What the task asks. Copy each line below that includes "this".

— begin —

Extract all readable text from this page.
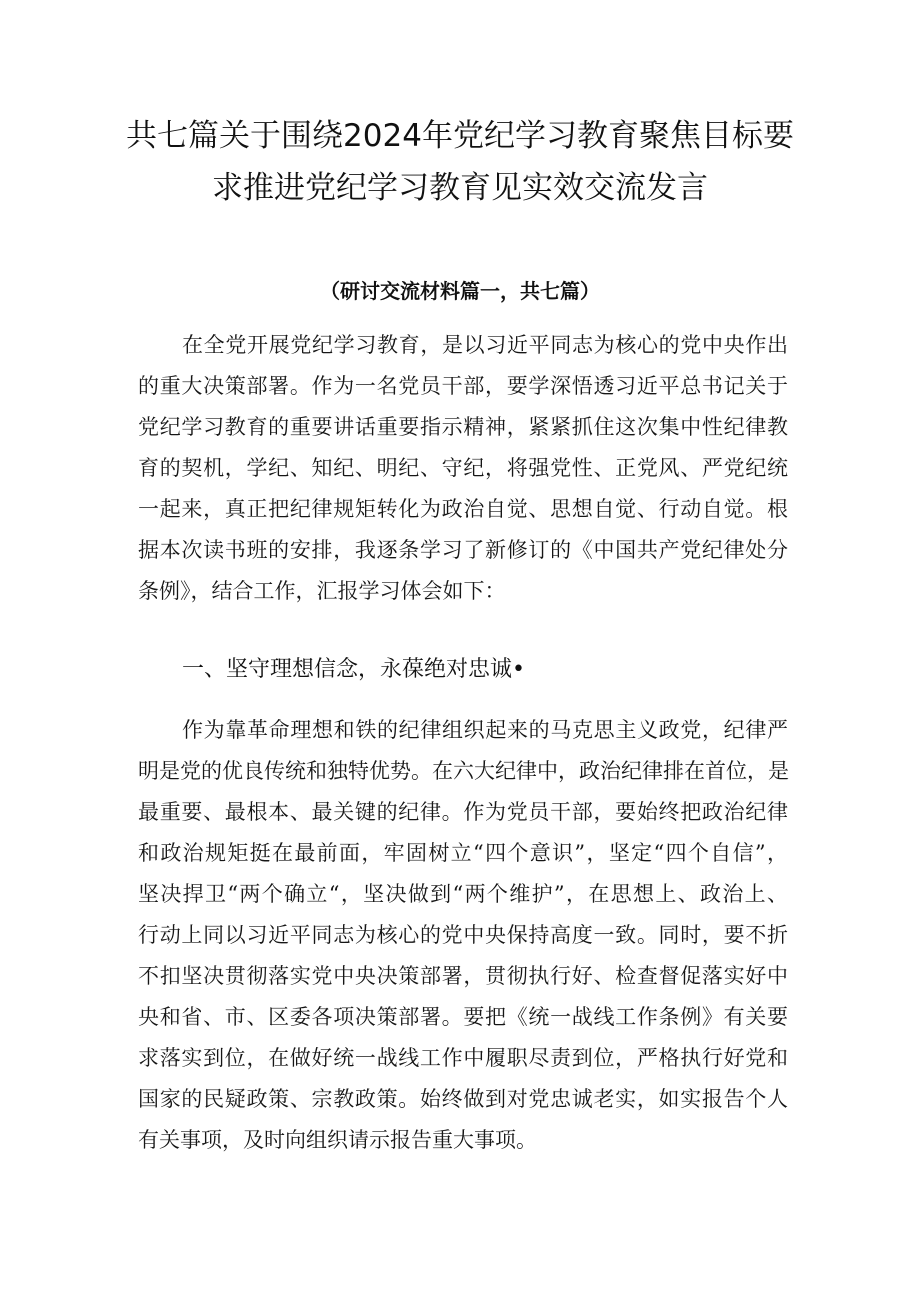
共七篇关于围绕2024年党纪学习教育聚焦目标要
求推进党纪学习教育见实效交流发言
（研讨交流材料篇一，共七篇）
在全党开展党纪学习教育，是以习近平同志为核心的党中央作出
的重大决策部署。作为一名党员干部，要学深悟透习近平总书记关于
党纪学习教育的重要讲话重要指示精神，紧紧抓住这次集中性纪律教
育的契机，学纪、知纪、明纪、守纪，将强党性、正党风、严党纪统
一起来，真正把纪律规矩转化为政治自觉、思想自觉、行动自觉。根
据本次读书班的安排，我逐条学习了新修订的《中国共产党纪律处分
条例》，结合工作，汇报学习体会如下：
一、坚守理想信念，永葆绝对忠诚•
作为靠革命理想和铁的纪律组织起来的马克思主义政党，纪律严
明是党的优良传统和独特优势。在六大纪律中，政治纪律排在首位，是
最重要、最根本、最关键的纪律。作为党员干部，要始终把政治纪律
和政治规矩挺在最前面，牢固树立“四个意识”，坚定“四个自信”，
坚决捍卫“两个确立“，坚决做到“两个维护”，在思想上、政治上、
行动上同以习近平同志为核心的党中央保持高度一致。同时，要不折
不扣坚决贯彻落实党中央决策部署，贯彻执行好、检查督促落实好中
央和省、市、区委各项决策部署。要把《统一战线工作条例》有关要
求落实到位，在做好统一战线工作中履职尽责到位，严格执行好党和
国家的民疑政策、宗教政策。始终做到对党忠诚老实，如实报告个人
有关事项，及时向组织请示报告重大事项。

— end —
— begin —

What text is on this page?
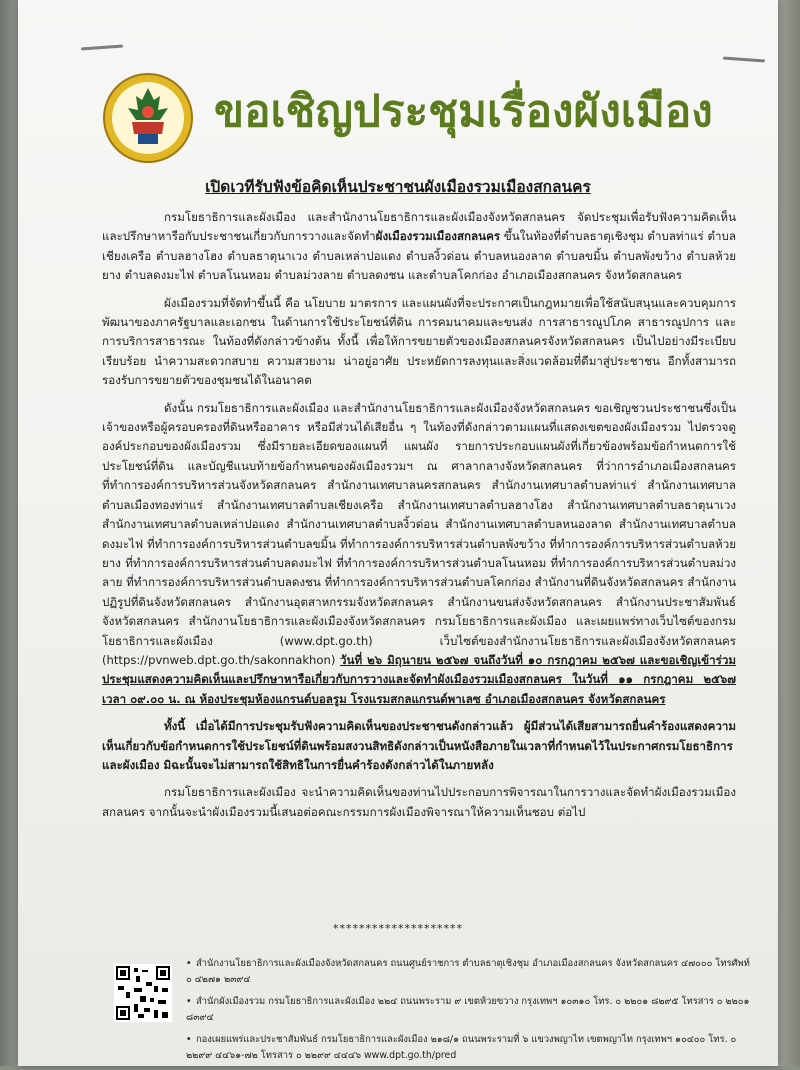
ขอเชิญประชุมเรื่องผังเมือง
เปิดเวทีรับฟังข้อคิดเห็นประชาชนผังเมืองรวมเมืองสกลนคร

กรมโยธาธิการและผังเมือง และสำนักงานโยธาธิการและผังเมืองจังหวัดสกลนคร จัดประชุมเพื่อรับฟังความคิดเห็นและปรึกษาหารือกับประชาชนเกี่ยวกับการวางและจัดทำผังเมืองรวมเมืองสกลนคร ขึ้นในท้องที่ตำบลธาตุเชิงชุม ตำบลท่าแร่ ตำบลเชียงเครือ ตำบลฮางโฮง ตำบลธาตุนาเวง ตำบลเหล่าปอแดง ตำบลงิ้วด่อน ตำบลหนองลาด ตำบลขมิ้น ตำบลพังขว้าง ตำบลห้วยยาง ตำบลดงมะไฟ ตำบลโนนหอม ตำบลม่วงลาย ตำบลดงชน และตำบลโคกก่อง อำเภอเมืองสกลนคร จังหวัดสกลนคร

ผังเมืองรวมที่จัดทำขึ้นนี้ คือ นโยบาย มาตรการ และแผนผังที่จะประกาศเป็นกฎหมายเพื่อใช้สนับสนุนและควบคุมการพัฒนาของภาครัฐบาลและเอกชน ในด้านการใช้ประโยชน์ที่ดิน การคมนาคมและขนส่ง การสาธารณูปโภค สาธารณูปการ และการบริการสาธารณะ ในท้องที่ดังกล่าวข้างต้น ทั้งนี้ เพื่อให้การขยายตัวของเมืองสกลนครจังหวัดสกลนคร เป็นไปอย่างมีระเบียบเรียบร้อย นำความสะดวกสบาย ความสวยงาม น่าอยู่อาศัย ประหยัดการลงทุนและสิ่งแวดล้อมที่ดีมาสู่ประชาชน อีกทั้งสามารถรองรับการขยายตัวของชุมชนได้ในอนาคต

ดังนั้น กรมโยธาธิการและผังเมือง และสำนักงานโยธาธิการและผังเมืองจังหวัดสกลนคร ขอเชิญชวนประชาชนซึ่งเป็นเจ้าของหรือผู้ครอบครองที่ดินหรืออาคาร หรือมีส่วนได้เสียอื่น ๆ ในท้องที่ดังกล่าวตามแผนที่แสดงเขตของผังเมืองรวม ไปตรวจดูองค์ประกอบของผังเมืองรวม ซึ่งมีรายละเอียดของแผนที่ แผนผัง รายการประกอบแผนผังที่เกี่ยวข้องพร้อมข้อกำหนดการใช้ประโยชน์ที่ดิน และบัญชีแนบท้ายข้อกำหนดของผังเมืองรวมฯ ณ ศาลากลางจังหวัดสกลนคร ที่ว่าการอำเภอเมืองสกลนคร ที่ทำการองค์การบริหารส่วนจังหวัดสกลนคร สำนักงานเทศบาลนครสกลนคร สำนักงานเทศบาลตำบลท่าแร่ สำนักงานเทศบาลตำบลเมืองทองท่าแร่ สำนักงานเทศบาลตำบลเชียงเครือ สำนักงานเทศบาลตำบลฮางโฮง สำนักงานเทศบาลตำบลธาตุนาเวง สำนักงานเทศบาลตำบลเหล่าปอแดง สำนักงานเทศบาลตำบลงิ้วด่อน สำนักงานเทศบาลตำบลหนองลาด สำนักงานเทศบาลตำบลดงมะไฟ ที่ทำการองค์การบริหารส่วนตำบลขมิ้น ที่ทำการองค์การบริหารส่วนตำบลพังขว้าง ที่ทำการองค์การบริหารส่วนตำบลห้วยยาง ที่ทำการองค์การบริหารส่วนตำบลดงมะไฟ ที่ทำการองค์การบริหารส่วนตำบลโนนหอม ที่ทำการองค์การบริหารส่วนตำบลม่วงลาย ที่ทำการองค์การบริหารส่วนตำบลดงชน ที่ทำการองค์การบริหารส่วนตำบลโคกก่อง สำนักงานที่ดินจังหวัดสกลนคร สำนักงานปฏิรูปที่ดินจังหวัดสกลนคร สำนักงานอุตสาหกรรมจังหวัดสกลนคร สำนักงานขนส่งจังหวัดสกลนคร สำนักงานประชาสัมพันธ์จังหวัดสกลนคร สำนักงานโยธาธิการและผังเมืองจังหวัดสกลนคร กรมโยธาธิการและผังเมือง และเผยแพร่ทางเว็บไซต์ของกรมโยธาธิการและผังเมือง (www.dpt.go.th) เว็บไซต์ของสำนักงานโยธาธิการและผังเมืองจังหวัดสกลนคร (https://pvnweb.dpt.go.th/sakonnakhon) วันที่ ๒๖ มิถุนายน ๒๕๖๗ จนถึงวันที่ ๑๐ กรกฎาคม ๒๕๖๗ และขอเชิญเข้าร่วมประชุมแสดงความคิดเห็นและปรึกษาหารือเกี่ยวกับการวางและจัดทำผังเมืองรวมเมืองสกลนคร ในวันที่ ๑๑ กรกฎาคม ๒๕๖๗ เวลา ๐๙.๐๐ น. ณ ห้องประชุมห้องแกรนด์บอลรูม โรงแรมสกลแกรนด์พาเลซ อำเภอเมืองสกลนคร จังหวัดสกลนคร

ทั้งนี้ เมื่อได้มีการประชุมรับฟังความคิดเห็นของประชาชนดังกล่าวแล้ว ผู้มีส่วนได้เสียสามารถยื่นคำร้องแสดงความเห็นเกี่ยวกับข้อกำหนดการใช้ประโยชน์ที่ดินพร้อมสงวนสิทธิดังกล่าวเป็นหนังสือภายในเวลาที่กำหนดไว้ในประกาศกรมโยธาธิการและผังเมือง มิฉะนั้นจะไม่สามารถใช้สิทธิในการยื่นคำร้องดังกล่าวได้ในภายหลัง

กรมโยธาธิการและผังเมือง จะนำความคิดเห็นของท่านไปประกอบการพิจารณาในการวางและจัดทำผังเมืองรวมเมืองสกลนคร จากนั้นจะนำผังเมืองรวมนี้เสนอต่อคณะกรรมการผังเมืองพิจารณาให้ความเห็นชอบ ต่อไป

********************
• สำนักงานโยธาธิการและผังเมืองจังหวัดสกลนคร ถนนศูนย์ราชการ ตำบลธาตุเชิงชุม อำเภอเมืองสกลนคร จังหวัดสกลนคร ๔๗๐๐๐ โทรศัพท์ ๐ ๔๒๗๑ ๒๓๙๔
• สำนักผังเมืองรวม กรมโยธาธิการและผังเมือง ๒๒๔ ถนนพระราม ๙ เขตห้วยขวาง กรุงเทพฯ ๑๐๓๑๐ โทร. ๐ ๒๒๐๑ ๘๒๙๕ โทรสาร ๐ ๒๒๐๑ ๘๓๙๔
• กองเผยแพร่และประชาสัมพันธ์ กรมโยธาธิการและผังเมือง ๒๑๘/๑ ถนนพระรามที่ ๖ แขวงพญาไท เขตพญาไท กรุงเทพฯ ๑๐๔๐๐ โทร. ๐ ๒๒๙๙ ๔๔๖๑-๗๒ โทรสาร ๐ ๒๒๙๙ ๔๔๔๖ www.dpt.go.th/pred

— end —

Result.
Extract all readable text from this page.
What text is on this page?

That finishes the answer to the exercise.